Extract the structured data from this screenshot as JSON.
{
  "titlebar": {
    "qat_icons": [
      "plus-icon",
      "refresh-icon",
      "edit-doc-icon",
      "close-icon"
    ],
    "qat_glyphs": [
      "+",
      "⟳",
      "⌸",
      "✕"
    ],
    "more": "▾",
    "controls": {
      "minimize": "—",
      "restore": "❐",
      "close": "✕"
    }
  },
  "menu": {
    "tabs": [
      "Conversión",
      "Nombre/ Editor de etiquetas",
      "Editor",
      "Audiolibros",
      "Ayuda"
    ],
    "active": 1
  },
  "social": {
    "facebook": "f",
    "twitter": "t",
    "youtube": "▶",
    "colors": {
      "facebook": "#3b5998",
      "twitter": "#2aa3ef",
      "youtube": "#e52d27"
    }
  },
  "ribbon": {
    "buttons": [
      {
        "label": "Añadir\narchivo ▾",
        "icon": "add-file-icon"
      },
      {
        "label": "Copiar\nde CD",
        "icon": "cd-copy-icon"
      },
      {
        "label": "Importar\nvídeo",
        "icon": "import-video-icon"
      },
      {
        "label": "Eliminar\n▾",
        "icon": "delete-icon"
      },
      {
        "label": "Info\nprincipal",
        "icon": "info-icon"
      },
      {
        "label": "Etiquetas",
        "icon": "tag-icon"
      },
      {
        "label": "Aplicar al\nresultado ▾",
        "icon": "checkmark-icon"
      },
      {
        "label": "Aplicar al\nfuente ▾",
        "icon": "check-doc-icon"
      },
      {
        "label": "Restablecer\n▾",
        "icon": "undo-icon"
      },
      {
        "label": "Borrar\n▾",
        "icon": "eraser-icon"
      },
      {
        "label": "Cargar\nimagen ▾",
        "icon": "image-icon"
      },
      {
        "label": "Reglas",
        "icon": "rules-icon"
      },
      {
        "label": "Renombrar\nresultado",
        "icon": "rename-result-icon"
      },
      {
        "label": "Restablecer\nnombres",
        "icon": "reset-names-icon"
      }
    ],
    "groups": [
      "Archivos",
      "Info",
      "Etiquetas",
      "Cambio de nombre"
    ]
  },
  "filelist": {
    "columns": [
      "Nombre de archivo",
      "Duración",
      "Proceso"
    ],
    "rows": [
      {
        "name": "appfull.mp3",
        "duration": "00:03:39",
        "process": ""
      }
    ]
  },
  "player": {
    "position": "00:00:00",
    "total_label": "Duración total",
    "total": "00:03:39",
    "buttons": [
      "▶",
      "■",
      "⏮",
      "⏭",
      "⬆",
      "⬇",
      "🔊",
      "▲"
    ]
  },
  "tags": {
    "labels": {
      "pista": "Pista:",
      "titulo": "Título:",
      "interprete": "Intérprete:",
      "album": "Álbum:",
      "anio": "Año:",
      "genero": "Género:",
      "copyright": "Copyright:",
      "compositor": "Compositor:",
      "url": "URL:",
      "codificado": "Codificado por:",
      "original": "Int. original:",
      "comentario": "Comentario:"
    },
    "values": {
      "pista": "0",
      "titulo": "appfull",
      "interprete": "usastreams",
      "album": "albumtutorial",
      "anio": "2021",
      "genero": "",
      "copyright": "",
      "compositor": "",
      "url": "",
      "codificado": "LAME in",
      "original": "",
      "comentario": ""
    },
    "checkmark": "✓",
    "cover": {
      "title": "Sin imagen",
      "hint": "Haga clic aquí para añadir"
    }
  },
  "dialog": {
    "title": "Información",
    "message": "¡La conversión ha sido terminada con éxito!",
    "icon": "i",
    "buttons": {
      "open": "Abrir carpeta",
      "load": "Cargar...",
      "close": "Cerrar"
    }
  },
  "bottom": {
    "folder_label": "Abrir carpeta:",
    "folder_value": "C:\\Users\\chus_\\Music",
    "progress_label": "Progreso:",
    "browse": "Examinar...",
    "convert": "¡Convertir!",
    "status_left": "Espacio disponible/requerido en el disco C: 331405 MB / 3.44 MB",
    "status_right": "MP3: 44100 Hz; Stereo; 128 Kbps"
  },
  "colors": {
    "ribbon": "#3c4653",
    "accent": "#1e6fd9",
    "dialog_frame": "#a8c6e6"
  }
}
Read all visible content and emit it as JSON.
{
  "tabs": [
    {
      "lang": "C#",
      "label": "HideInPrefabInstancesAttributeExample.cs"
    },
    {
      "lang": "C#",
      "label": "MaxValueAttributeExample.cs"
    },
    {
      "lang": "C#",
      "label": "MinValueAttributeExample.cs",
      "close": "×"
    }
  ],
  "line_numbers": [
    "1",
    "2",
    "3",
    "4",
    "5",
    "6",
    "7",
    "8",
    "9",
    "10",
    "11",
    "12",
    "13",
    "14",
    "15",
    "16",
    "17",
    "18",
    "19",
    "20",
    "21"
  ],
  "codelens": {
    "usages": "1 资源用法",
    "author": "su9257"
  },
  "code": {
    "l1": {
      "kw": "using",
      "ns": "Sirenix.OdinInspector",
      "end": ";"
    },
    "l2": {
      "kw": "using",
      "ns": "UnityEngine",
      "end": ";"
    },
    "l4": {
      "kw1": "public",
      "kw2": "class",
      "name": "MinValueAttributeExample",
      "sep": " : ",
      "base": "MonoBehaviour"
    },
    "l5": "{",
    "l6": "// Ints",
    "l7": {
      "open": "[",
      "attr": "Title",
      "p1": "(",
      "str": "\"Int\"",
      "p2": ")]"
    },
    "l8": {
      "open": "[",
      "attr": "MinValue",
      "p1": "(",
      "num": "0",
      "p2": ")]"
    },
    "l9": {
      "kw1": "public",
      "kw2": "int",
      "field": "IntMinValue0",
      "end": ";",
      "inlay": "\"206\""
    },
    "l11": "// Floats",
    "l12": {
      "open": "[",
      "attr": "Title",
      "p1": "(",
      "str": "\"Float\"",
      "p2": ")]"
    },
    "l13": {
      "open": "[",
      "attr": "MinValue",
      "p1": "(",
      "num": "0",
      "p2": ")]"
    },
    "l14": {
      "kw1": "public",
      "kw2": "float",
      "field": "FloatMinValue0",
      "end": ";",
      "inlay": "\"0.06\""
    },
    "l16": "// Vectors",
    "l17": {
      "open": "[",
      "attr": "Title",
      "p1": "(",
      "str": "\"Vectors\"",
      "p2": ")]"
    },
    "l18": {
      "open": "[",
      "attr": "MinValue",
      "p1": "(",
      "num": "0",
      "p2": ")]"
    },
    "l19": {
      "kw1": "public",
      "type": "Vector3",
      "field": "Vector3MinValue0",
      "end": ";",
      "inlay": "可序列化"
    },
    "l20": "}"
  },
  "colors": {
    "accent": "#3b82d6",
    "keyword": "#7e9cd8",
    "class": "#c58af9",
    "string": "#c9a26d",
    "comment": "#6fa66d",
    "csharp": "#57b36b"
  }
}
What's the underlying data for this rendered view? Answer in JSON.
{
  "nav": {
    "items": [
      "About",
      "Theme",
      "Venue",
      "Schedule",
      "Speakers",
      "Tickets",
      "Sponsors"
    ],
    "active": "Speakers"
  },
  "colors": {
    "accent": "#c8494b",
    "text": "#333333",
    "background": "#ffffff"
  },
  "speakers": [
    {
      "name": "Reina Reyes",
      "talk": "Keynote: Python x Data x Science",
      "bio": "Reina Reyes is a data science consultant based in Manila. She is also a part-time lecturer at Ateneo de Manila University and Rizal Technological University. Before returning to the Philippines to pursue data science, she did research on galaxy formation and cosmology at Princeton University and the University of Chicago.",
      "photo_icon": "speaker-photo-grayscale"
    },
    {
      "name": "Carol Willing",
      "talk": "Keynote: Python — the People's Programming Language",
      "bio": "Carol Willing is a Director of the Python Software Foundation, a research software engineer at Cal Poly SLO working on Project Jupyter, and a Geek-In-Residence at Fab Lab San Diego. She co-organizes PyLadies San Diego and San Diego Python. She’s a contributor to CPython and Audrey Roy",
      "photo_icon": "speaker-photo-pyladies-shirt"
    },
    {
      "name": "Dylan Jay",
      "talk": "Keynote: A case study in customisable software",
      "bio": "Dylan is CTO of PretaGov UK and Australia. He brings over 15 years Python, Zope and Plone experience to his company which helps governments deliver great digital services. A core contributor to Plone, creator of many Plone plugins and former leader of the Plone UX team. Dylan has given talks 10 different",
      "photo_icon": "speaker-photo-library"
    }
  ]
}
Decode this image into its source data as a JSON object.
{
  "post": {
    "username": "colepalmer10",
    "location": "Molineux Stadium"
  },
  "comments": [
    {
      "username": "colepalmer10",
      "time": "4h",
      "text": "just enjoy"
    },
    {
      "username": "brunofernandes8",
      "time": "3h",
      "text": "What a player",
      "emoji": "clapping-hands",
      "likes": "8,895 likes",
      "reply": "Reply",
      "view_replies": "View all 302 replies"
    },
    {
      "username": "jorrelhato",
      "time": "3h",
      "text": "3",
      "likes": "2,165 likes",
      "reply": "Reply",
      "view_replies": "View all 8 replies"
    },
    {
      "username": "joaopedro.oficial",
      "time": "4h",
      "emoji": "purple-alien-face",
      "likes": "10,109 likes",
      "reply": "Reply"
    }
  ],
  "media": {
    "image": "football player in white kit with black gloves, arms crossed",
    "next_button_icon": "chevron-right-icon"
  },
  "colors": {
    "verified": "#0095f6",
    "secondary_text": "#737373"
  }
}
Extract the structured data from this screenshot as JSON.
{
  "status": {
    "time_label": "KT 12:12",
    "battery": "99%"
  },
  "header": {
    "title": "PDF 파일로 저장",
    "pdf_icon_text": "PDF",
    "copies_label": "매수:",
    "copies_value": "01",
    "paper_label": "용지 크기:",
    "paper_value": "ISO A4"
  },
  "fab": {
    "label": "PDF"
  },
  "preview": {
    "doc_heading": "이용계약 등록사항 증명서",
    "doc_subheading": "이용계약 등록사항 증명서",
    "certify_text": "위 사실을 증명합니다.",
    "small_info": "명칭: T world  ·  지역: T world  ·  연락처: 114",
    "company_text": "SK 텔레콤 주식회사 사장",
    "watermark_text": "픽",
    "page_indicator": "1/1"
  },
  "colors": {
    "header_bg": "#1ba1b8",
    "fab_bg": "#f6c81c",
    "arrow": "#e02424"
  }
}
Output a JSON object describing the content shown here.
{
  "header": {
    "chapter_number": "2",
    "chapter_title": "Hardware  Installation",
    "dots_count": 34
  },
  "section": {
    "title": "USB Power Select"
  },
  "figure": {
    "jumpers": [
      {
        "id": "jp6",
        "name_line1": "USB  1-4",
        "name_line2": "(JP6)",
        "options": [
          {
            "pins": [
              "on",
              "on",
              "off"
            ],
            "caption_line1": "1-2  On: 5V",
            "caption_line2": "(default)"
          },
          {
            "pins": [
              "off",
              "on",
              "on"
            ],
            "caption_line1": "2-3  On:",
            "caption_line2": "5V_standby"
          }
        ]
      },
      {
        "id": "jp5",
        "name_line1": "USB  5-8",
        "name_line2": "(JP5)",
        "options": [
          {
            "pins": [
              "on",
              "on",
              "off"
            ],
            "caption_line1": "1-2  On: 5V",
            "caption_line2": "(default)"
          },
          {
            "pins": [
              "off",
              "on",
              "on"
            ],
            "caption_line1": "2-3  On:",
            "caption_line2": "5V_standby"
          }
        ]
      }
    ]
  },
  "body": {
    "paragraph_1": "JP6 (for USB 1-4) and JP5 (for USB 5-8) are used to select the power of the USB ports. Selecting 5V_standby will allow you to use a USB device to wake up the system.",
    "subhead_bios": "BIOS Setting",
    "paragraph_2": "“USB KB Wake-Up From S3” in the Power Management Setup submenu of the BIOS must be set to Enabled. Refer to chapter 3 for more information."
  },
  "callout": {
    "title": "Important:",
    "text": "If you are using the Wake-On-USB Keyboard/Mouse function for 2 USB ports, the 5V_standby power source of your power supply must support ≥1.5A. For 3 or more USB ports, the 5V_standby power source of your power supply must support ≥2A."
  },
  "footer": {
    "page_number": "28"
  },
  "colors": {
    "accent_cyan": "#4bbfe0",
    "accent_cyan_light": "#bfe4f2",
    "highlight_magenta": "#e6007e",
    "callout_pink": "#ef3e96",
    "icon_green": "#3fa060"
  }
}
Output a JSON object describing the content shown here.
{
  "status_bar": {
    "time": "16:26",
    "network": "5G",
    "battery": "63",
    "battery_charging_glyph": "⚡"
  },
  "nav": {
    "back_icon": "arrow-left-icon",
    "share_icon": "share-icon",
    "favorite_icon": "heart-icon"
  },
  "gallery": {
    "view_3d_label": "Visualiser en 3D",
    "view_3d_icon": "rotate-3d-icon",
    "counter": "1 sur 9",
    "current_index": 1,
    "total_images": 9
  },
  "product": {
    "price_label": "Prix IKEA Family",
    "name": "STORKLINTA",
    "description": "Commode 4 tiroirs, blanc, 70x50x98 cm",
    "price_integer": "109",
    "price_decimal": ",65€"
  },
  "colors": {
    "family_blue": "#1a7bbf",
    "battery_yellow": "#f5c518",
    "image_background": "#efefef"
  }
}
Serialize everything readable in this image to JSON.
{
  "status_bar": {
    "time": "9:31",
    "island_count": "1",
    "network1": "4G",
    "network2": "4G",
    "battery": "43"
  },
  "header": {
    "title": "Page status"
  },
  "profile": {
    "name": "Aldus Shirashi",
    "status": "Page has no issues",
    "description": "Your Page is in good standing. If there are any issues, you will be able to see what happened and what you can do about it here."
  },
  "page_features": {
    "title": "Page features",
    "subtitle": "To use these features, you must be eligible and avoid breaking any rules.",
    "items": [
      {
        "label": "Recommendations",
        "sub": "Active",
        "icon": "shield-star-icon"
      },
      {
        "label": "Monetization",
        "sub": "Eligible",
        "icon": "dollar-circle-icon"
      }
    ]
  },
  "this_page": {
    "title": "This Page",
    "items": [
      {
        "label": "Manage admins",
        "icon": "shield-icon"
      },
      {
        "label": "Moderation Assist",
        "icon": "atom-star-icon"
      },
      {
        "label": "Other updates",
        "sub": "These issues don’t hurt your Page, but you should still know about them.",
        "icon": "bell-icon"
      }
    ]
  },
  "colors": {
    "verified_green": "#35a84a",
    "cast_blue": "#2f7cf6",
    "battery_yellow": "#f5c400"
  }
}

> **Goal of the exercise**: Return only those lines of the records that contain the string "interprete".

> **Task output**:
      "interprete": "Intérprete:",
      "interprete": "usastreams",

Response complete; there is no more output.